**TASK INSTRUCTIONS**
Set down every entry again word for word, please, but skip the pictures.

━━━ AVAILABLE RECORDS

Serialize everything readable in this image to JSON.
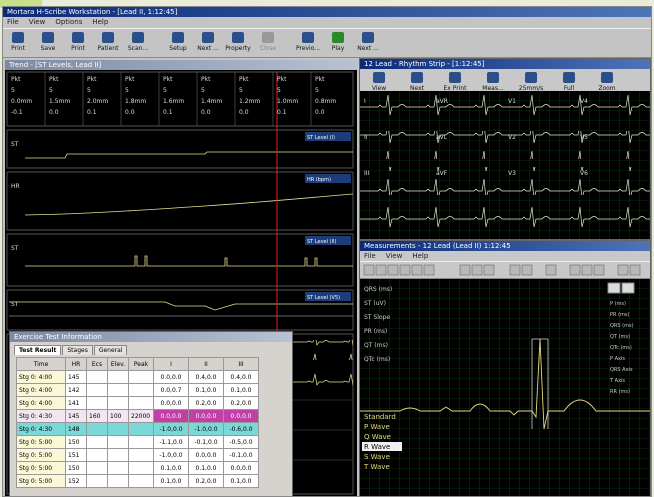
{
  "window": {
    "title": "Mortara H-Scribe Workstation - [Lead II, 1:12:45]",
    "menu": [
      "File",
      "View",
      "Options",
      "Help"
    ],
    "toolbar": [
      "Print",
      "Save",
      "Print",
      "Patient",
      "Scan...",
      "Setup",
      "Next ...",
      "Property",
      "Close",
      "Previo...",
      "Play",
      "Next ..."
    ]
  },
  "trend_pane": {
    "title": "Trend - [ST Levels, Lead II]",
    "columns": [
      [
        "Pkt",
        "5",
        "0.0mm",
        "-0.1"
      ],
      [
        "Pkt",
        "5",
        "1.5mm",
        "0.0"
      ],
      [
        "Pkt",
        "5",
        "2.0mm",
        "0.1"
      ],
      [
        "Pkt",
        "5",
        "1.8mm",
        "0.0"
      ],
      [
        "Pkt",
        "5",
        "1.6mm",
        "0.1"
      ],
      [
        "Pkt",
        "5",
        "1.4mm",
        "0.0"
      ],
      [
        "Pkt",
        "5",
        "1.2mm",
        "0.0"
      ],
      [
        "Pkt",
        "5",
        "1.0mm",
        "0.1"
      ],
      [
        "Pkt",
        "5",
        "0.8mm",
        "0.0"
      ]
    ],
    "panel_tags": [
      "ST Level (I)",
      "HR (bpm)",
      "ST Level (II)",
      "ST Level (V5)"
    ],
    "panel_labels": [
      "ST",
      "HR",
      "ST",
      "ST"
    ]
  },
  "rhythm_window": {
    "title": "12 Lead - Rhythm Strip - [1:12:45]",
    "toolbar": [
      "View",
      "Next",
      "Ex Print",
      "Meas...",
      "25mm/s",
      "Full",
      "Zoom"
    ],
    "leads": [
      "I",
      "aVR",
      "V1",
      "V4",
      "II",
      "aVL",
      "V2",
      "V5",
      "III",
      "aVF",
      "V3",
      "V6"
    ]
  },
  "measurements_window": {
    "title": "Measurements - 12 Lead (Lead II) 1:12:45",
    "menu": [
      "File",
      "View",
      "Help"
    ],
    "left_labels": [
      "QRS (ms)",
      "ST (uV)",
      "ST Slope",
      "PR (ms)",
      "QT (ms)",
      "QTc (ms)"
    ],
    "wave_list": [
      "Standard",
      "P Wave",
      "Q Wave",
      "R Wave",
      "S Wave",
      "T Wave"
    ],
    "selected_wave": 3,
    "right_labels": [
      "P (ms)",
      "PR (ms)",
      "QRS (ms)",
      "QT (ms)",
      "QTc (ms)",
      "P Axis",
      "QRS Axis",
      "T Axis",
      "RR (ms)"
    ]
  },
  "episode_dialog": {
    "title": "Exercise Test Information",
    "tabs": [
      "Test Result",
      "Stages",
      "General"
    ],
    "columns": [
      "Time",
      "HR",
      "Ecs",
      "Elev.",
      "Peak",
      "I",
      "II",
      "III"
    ],
    "rows": [
      [
        "Stg 0: 4:00",
        "145",
        null,
        null,
        null,
        "0.0,0.0",
        "0.4,0.0",
        "0.4,0.0"
      ],
      [
        "Stg 0: 4:00",
        "142",
        null,
        null,
        null,
        "0.0,0.7",
        "0.1,0.0",
        "0.1,0.0"
      ],
      [
        "Stg 0: 4:00",
        "141",
        null,
        null,
        null,
        "0.0,0.0",
        "0.2,0.0",
        "0.2,0.0"
      ],
      [
        "Stg 0: 4:30",
        "145",
        "160",
        "100",
        "22000",
        "0.0,0.0",
        "0.0,0.0",
        "0.0,0.0"
      ],
      [
        "Stg 0: 4:30",
        "148",
        null,
        null,
        null,
        "-1.0,0.0",
        "-1.0,0.0",
        "-0.6,0.0"
      ],
      [
        "Stg 0: 5:00",
        "150",
        null,
        null,
        null,
        "-1.1,0.0",
        "-0.1,0.0",
        "-0.5,0.0"
      ],
      [
        "Stg 0: 5:00",
        "151",
        null,
        null,
        null,
        "-1.0,0.0",
        "0.0,0.0",
        "-0.1,0.0"
      ],
      [
        "Stg 0: 5:00",
        "150",
        null,
        null,
        null,
        "0.1,0.0",
        "0.1,0.0",
        "0.0,0.0"
      ],
      [
        "Stg 0: 5:00",
        "152",
        null,
        null,
        null,
        "0.1,0.0",
        "0.2,0.0",
        "0.1,0.0"
      ]
    ]
  }
}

━━━━━━

**ANSWER TO THE TASK**
Serialize everything readable in this image to JSON.
{
  "window": {
    "title": "Mortara H-Scribe Workstation - [Lead II, 1:12:45]",
    "menu": [
      "File",
      "View",
      "Options",
      "Help"
    ],
    "toolbar": [
      "Print",
      "Save",
      "Print",
      "Patient",
      "Scan...",
      "Setup",
      "Next ...",
      "Property",
      "Close",
      "Previo...",
      "Play",
      "Next ..."
    ]
  },
  "trend_pane": {
    "title": "Trend - [ST Levels, Lead II]",
    "columns": [
      [
        "Pkt",
        "5",
        "0.0mm",
        "-0.1"
      ],
      [
        "Pkt",
        "5",
        "1.5mm",
        "0.0"
      ],
      [
        "Pkt",
        "5",
        "2.0mm",
        "0.1"
      ],
      [
        "Pkt",
        "5",
        "1.8mm",
        "0.0"
      ],
      [
        "Pkt",
        "5",
        "1.6mm",
        "0.1"
      ],
      [
        "Pkt",
        "5",
        "1.4mm",
        "0.0"
      ],
      [
        "Pkt",
        "5",
        "1.2mm",
        "0.0"
      ],
      [
        "Pkt",
        "5",
        "1.0mm",
        "0.1"
      ],
      [
        "Pkt",
        "5",
        "0.8mm",
        "0.0"
      ]
    ],
    "panel_tags": [
      "ST Level (I)",
      "HR (bpm)",
      "ST Level (II)",
      "ST Level (V5)"
    ],
    "panel_labels": [
      "ST",
      "HR",
      "ST",
      "ST"
    ]
  },
  "rhythm_window": {
    "title": "12 Lead - Rhythm Strip - [1:12:45]",
    "toolbar": [
      "View",
      "Next",
      "Ex Print",
      "Meas...",
      "25mm/s",
      "Full",
      "Zoom"
    ],
    "leads": [
      "I",
      "aVR",
      "V1",
      "V4",
      "II",
      "aVL",
      "V2",
      "V5",
      "III",
      "aVF",
      "V3",
      "V6"
    ]
  },
  "measurements_window": {
    "title": "Measurements - 12 Lead (Lead II) 1:12:45",
    "menu": [
      "File",
      "View",
      "Help"
    ],
    "left_labels": [
      "QRS (ms)",
      "ST (uV)",
      "ST Slope",
      "PR (ms)",
      "QT (ms)",
      "QTc (ms)"
    ],
    "wave_list": [
      "Standard",
      "P Wave",
      "Q Wave",
      "R Wave",
      "S Wave",
      "T Wave"
    ],
    "selected_wave": 3,
    "right_labels": [
      "P (ms)",
      "PR (ms)",
      "QRS (ms)",
      "QT (ms)",
      "QTc (ms)",
      "P Axis",
      "QRS Axis",
      "T Axis",
      "RR (ms)"
    ]
  },
  "episode_dialog": {
    "title": "Exercise Test Information",
    "tabs": [
      "Test Result",
      "Stages",
      "General"
    ],
    "columns": [
      "Time",
      "HR",
      "Ecs",
      "Elev.",
      "Peak",
      "I",
      "II",
      "III"
    ],
    "rows": [
      [
        "Stg 0: 4:00",
        "145",
        null,
        null,
        null,
        "0.0,0.0",
        "0.4,0.0",
        "0.4,0.0"
      ],
      [
        "Stg 0: 4:00",
        "142",
        null,
        null,
        null,
        "0.0,0.7",
        "0.1,0.0",
        "0.1,0.0"
      ],
      [
        "Stg 0: 4:00",
        "141",
        null,
        null,
        null,
        "0.0,0.0",
        "0.2,0.0",
        "0.2,0.0"
      ],
      [
        "Stg 0: 4:30",
        "145",
        "160",
        "100",
        "22000",
        "0.0,0.0",
        "0.0,0.0",
        "0.0,0.0"
      ],
      [
        "Stg 0: 4:30",
        "148",
        null,
        null,
        null,
        "-1.0,0.0",
        "-1.0,0.0",
        "-0.6,0.0"
      ],
      [
        "Stg 0: 5:00",
        "150",
        null,
        null,
        null,
        "-1.1,0.0",
        "-0.1,0.0",
        "-0.5,0.0"
      ],
      [
        "Stg 0: 5:00",
        "151",
        null,
        null,
        null,
        "-1.0,0.0",
        "0.0,0.0",
        "-0.1,0.0"
      ],
      [
        "Stg 0: 5:00",
        "150",
        null,
        null,
        null,
        "0.1,0.0",
        "0.1,0.0",
        "0.0,0.0"
      ],
      [
        "Stg 0: 5:00",
        "152",
        null,
        null,
        null,
        "0.1,0.0",
        "0.2,0.0",
        "0.1,0.0"
      ]
    ]
  }
}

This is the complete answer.